# [What is being asked]
Present the data once more in exactly its original form.

# [Given information]
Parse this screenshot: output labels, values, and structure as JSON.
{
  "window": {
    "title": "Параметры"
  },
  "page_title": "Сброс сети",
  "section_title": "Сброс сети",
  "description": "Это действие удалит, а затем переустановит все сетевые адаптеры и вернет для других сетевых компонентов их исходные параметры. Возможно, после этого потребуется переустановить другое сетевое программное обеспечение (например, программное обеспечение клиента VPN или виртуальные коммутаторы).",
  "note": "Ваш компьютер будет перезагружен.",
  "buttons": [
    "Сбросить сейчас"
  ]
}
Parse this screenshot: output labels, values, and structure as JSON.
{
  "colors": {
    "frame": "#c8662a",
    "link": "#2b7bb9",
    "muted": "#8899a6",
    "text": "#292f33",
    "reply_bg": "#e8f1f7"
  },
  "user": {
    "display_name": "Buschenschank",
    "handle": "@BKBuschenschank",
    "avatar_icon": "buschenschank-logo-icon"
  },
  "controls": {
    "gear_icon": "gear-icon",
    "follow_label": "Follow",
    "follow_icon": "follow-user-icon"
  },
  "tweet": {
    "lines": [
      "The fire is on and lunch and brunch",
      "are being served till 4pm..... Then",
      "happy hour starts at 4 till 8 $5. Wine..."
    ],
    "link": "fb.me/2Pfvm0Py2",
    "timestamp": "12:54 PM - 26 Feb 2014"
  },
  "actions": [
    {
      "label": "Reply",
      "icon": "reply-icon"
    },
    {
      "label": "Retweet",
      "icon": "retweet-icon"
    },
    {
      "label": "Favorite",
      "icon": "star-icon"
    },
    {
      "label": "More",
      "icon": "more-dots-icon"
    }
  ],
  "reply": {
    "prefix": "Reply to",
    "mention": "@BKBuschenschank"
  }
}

# [Solution to the problem]
Parse this screenshot: output labels, values, and structure as JSON.
{
  "window": {
    "title": "Параметры"
  },
  "page_title": "Сброс сети",
  "section_title": "Сброс сети",
  "description": "Это действие удалит, а затем переустановит все сетевые адаптеры и вернет для других сетевых компонентов их исходные параметры. Возможно, после этого потребуется переустановить другое сетевое программное обеспечение (например, программное обеспечение клиента VPN или виртуальные коммутаторы).",
  "note": "Ваш компьютер будет перезагружен.",
  "buttons": [
    "Сбросить сейчас"
  ]
}
Parse this screenshot: output labels, values, and structure as JSON.
{
  "colors": {
    "frame": "#c8662a",
    "link": "#2b7bb9",
    "muted": "#8899a6",
    "text": "#292f33",
    "reply_bg": "#e8f1f7"
  },
  "user": {
    "display_name": "Buschenschank",
    "handle": "@BKBuschenschank",
    "avatar_icon": "buschenschank-logo-icon"
  },
  "controls": {
    "gear_icon": "gear-icon",
    "follow_label": "Follow",
    "follow_icon": "follow-user-icon"
  },
  "tweet": {
    "lines": [
      "The fire is on and lunch and brunch",
      "are being served till 4pm..... Then",
      "happy hour starts at 4 till 8 $5. Wine..."
    ],
    "link": "fb.me/2Pfvm0Py2",
    "timestamp": "12:54 PM - 26 Feb 2014"
  },
  "actions": [
    {
      "label": "Reply",
      "icon": "reply-icon"
    },
    {
      "label": "Retweet",
      "icon": "retweet-icon"
    },
    {
      "label": "Favorite",
      "icon": "star-icon"
    },
    {
      "label": "More",
      "icon": "more-dots-icon"
    }
  ],
  "reply": {
    "prefix": "Reply to",
    "mention": "@BKBuschenschank"
  }
}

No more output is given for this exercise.